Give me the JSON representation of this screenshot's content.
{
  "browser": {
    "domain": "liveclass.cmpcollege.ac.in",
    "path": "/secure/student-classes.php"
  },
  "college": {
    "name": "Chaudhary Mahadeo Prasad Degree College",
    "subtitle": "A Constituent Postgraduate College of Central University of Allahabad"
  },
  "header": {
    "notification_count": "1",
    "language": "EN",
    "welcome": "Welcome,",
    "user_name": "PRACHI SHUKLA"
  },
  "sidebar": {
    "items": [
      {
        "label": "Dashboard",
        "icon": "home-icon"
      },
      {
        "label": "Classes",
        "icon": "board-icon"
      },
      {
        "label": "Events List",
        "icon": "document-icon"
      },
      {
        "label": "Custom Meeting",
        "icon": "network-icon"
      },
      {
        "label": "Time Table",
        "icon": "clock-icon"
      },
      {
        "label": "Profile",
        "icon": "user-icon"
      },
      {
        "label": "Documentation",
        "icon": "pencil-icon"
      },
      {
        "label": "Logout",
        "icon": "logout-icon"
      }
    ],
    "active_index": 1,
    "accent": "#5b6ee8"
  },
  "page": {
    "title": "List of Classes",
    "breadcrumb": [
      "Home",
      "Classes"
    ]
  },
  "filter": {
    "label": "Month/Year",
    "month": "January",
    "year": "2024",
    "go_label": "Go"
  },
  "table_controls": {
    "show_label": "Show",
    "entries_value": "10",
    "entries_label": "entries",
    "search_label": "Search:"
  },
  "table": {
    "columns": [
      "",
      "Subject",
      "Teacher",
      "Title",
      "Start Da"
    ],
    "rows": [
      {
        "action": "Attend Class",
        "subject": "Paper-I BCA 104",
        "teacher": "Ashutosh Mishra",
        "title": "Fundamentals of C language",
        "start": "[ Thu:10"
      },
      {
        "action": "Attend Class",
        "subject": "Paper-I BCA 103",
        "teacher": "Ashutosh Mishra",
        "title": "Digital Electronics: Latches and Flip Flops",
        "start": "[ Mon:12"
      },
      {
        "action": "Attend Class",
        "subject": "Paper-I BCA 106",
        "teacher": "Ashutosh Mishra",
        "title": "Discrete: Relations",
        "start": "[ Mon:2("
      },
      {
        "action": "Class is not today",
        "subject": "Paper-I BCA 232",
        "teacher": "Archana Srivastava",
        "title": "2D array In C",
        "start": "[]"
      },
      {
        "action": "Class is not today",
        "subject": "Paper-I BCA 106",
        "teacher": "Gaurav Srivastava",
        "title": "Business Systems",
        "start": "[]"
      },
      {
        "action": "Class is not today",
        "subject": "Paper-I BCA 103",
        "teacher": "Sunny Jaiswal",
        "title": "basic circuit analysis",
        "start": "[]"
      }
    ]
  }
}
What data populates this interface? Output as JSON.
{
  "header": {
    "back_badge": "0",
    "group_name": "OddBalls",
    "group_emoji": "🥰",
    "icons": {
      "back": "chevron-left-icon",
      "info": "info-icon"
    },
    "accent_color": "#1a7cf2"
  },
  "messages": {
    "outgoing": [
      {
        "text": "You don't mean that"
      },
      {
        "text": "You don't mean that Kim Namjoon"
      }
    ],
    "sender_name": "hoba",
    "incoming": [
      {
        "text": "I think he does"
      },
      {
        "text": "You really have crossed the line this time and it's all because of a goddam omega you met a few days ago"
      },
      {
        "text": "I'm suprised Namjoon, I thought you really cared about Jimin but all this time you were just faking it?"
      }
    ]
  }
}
============
● **THE EXERCISE**: Copy all lines from the material that include "Srivastava".

● **IN RESPONSE**:
        "teacher": "Archana Srivastava",
        "teacher": "Gaurav Srivastava",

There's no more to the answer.